→ Source records:
* * * *
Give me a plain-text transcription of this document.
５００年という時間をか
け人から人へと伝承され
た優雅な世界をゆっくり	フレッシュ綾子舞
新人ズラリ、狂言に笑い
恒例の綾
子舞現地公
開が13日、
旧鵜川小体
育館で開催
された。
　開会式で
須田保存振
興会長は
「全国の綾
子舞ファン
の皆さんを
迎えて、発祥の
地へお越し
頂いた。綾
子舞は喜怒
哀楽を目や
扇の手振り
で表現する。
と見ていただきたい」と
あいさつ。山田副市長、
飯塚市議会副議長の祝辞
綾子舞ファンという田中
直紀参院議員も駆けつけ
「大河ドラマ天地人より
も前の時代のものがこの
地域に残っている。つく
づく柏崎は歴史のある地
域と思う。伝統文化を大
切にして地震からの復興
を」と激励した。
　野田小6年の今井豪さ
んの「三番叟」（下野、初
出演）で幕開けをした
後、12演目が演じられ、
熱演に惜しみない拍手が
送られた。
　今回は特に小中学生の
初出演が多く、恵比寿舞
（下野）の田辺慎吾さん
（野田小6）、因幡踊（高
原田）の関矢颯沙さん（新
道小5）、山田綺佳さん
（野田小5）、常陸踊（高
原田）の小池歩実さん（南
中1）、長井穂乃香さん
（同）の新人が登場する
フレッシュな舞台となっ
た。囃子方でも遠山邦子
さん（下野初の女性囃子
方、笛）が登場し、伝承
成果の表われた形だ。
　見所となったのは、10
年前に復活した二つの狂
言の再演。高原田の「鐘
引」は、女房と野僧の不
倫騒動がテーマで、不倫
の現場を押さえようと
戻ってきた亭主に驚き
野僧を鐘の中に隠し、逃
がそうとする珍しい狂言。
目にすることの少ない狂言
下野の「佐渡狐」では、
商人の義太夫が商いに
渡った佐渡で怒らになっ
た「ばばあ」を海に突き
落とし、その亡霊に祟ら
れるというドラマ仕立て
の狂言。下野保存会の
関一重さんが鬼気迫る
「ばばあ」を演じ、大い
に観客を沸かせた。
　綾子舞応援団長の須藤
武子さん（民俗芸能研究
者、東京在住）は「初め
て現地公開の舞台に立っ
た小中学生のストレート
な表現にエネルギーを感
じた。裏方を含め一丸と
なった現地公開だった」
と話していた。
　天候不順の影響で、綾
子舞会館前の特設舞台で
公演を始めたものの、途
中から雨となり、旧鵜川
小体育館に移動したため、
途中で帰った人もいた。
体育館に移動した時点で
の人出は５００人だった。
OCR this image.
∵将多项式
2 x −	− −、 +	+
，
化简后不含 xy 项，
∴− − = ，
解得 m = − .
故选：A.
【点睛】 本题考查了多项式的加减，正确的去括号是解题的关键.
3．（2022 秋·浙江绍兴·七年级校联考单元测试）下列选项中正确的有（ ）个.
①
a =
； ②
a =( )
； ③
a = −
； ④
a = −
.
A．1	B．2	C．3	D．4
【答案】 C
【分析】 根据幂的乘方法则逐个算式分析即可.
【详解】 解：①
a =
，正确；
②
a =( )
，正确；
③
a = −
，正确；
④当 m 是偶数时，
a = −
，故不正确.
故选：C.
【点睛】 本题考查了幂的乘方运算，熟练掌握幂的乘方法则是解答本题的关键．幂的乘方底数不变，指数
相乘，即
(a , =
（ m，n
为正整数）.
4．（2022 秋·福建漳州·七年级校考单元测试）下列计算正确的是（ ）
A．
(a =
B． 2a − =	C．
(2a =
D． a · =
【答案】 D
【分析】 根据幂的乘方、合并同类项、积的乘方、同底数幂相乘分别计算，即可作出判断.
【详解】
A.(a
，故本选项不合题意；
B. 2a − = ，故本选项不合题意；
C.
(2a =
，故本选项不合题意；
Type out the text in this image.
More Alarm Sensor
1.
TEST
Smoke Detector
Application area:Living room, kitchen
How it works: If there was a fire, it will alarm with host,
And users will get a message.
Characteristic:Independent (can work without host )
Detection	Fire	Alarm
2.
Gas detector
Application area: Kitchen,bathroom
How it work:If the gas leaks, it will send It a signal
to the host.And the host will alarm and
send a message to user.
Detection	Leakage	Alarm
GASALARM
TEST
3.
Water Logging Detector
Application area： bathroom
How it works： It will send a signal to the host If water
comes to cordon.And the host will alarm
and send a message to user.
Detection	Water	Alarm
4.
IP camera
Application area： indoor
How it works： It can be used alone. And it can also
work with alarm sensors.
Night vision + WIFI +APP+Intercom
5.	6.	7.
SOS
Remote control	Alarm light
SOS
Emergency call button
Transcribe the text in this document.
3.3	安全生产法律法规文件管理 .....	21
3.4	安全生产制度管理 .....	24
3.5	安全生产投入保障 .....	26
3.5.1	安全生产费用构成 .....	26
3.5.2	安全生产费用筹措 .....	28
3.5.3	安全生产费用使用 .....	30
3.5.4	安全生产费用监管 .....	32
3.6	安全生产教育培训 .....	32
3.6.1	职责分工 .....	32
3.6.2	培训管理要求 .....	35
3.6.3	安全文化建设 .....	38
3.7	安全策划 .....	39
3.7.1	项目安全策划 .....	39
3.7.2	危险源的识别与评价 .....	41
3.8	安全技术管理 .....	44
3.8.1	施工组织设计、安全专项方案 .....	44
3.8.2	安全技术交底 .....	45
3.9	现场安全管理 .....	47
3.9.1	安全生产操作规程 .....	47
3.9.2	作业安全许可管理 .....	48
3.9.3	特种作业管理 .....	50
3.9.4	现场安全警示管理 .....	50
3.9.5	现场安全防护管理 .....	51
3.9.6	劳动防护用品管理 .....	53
* * * *
→ Problem description: Review the preceding data and report every line that includes the string "host".

→ Expected answer:
How it works: If there was a fire, it will alarm with host,
Characteristic:Independent (can work without host )
to the host.And the host will alarm and
How it works： It will send a signal to the host If water
comes to cordon.And the host will alarm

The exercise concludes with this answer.